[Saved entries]
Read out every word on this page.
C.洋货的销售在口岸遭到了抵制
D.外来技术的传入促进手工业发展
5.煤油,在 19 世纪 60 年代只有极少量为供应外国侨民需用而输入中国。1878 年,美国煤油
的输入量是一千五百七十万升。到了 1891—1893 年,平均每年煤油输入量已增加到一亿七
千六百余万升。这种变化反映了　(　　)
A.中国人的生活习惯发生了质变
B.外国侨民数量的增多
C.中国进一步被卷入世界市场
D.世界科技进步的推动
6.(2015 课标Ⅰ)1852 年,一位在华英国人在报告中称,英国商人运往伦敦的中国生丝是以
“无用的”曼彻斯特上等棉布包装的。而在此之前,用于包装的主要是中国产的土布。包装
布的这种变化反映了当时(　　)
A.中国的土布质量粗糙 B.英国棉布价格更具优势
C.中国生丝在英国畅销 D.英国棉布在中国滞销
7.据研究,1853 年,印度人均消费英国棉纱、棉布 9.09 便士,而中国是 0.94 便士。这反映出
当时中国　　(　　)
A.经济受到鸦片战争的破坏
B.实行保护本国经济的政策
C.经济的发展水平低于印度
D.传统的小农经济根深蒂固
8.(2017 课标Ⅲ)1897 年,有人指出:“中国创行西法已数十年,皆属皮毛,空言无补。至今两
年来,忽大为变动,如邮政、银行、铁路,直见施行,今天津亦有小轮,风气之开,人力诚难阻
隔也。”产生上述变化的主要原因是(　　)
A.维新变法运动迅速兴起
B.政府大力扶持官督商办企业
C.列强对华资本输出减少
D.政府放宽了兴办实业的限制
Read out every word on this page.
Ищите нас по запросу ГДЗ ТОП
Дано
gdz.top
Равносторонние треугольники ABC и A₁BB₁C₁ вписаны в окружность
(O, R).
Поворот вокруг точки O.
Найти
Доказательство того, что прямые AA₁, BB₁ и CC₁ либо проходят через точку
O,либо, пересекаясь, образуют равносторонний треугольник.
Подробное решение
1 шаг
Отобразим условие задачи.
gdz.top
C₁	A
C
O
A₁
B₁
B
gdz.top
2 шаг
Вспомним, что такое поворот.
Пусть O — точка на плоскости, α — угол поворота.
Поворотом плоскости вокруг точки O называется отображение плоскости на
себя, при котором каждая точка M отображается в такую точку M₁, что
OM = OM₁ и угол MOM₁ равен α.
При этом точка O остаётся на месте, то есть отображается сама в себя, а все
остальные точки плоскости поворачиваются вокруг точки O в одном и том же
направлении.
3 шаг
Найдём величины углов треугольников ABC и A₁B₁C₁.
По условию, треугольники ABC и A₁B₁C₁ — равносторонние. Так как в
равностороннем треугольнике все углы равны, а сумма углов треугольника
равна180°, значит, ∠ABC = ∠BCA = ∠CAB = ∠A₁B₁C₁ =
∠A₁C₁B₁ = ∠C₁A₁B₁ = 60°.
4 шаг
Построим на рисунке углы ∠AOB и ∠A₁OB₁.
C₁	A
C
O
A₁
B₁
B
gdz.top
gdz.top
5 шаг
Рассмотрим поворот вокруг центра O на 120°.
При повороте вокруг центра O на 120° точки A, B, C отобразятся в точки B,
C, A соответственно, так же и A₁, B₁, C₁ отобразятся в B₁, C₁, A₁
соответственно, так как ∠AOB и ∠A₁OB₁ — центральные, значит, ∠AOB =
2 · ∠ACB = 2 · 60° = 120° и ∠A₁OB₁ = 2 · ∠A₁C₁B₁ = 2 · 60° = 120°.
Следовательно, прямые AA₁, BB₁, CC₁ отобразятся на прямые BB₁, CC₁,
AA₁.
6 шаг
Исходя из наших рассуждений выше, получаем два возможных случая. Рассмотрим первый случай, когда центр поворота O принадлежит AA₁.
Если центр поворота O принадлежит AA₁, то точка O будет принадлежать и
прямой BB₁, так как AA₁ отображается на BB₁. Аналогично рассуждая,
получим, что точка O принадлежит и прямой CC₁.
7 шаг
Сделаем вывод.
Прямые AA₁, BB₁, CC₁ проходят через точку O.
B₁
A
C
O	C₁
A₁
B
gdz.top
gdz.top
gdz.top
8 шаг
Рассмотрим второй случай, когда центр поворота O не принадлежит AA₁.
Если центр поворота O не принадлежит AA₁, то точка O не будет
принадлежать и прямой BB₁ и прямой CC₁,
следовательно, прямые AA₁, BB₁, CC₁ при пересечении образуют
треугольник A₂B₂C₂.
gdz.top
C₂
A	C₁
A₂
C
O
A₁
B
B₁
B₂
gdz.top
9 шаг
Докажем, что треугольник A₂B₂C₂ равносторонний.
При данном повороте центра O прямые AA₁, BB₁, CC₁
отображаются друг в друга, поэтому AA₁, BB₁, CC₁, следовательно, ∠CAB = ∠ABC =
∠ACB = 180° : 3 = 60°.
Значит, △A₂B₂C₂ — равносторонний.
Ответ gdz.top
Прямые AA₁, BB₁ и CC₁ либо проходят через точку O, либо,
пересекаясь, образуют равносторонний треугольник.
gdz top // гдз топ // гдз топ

**SHORT EXERCISE:** In the entries above, locate every line with the word "отображается" and copy it.

**TASK SOLUTION:**
себя, при котором каждая точка M отображается в такую точку M₁, что
При этом точка O остаётся на месте, то есть отображается сама в себя, а все
прямой BB₁, так как AA₁ отображается на BB₁. Аналогично рассуждая,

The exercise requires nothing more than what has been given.